• **Directions**
Copy each line holding the string "name".

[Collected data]
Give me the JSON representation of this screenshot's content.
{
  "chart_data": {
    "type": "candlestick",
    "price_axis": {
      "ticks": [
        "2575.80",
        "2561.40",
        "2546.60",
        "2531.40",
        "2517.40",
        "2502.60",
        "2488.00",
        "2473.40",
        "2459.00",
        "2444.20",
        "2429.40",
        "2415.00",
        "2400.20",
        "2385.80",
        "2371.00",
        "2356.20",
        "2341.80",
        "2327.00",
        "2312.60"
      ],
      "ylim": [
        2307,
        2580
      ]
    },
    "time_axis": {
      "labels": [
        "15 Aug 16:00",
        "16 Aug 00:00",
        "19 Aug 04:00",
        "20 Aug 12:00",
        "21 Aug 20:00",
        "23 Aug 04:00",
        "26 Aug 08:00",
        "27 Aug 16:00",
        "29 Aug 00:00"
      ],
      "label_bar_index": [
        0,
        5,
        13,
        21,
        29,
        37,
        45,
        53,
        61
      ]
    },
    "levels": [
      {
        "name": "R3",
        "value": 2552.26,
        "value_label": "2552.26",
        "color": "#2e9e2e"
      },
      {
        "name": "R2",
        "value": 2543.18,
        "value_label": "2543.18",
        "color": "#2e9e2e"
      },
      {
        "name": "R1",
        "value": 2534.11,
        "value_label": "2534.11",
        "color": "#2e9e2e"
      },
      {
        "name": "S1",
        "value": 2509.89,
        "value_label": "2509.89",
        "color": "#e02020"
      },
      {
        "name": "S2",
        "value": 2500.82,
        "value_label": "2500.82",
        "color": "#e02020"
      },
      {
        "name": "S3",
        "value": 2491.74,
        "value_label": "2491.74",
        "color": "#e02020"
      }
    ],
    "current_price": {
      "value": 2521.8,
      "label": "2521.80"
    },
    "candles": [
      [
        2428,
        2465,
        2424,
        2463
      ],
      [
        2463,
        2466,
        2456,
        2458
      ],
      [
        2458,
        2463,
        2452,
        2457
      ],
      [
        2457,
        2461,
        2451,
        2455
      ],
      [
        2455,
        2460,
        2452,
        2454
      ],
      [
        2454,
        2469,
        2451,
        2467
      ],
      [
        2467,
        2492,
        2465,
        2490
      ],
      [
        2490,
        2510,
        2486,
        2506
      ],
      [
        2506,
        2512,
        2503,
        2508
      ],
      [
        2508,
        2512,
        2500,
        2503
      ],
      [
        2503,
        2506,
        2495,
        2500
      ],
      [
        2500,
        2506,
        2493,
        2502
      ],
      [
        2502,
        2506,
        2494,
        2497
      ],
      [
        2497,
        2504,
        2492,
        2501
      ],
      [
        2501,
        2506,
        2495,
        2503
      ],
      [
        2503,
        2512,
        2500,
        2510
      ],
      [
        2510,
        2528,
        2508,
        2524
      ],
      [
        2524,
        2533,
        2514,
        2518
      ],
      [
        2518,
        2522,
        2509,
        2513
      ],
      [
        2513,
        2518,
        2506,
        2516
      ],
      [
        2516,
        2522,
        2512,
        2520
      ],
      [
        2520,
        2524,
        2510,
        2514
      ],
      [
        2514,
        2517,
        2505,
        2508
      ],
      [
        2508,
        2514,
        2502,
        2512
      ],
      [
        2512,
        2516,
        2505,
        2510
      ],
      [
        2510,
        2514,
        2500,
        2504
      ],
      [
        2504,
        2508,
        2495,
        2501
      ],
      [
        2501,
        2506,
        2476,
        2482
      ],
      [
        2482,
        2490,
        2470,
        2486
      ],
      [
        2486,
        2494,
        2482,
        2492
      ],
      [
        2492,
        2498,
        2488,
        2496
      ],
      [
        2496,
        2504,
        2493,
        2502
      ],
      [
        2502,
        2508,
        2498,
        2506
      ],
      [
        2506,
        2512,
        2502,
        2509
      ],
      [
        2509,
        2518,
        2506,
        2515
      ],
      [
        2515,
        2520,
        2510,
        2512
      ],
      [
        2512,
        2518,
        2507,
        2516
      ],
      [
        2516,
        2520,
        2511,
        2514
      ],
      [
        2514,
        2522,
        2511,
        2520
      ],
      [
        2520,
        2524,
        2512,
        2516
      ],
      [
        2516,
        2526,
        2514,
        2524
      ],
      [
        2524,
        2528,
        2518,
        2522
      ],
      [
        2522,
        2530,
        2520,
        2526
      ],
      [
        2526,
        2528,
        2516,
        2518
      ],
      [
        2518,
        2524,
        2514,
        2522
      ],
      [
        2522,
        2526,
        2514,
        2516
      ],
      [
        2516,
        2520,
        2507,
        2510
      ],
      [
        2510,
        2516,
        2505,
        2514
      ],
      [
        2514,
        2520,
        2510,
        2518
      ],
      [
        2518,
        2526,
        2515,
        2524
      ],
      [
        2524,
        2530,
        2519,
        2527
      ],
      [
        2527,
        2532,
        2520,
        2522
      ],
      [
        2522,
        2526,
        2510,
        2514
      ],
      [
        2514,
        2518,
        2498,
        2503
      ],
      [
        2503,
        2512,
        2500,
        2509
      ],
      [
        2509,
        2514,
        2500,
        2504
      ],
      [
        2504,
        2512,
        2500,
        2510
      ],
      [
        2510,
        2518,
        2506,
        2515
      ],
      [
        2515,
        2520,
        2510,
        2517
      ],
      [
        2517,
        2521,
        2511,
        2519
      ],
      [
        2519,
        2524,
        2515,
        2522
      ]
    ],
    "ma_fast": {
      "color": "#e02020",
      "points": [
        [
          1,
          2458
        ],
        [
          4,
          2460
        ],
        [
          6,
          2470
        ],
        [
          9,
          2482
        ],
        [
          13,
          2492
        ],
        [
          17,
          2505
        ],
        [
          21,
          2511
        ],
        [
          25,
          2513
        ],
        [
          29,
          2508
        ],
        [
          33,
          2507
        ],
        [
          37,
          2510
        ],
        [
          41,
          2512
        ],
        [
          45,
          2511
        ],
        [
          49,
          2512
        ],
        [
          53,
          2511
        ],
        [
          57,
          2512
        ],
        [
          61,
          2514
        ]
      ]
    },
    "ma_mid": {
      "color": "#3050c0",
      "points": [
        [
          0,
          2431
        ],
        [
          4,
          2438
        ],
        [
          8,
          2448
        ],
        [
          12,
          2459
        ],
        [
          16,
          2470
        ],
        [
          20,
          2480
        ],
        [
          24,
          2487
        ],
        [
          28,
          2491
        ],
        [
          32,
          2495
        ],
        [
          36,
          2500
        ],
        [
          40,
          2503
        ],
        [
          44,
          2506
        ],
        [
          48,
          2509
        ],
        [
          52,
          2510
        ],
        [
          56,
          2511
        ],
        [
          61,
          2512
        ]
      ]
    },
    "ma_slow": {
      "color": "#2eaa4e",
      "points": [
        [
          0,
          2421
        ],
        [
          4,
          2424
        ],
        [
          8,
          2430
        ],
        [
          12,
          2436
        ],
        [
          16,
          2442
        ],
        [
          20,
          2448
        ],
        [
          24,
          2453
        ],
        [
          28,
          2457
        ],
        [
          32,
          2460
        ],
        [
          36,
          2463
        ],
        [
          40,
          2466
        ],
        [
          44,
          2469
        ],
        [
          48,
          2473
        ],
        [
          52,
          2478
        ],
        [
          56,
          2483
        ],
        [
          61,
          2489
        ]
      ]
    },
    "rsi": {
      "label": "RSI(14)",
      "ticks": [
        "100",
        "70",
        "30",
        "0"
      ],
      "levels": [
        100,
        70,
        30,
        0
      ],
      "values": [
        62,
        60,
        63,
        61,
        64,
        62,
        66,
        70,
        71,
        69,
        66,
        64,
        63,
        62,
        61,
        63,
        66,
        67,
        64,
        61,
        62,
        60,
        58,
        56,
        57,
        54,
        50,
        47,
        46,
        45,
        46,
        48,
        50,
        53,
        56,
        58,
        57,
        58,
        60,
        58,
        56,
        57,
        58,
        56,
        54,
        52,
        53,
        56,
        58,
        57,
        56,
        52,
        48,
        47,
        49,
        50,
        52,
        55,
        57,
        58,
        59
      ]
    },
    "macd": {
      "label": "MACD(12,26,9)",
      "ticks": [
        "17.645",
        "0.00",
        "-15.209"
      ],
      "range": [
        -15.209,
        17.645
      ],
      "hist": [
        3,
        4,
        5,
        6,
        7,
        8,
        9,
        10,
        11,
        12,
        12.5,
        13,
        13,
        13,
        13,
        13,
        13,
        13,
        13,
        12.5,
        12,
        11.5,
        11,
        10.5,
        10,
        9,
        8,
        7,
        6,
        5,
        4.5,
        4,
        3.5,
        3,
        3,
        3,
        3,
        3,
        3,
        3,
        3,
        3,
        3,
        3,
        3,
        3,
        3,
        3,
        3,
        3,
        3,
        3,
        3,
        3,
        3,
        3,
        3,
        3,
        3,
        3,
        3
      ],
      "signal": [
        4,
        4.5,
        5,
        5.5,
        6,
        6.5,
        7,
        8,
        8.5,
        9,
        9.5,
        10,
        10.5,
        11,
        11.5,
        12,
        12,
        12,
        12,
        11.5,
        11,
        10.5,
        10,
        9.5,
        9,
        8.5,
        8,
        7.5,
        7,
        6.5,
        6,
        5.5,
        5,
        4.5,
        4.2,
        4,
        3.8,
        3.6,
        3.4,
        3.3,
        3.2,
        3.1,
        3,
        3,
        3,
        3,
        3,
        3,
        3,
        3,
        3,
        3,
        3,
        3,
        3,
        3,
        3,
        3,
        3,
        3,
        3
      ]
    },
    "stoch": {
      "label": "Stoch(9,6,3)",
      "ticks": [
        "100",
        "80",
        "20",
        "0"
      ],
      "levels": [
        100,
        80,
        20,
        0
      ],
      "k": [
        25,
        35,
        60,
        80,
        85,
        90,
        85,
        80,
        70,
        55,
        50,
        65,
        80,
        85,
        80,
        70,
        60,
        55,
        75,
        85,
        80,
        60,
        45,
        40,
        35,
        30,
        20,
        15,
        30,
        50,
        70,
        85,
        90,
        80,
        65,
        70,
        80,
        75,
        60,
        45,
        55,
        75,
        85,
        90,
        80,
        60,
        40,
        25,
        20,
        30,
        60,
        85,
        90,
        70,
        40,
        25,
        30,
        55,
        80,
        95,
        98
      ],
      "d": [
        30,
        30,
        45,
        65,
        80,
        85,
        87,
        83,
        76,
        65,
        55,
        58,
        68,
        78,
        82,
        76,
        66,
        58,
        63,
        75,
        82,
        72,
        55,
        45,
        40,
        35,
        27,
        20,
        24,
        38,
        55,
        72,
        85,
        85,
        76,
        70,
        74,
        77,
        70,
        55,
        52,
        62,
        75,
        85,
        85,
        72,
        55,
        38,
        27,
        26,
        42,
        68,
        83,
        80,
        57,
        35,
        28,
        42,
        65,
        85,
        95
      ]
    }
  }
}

• **The output**
        "name": "R3",
        "name": "R2",
        "name": "R1",
        "name": "S1",
        "name": "S2",
        "name": "S3",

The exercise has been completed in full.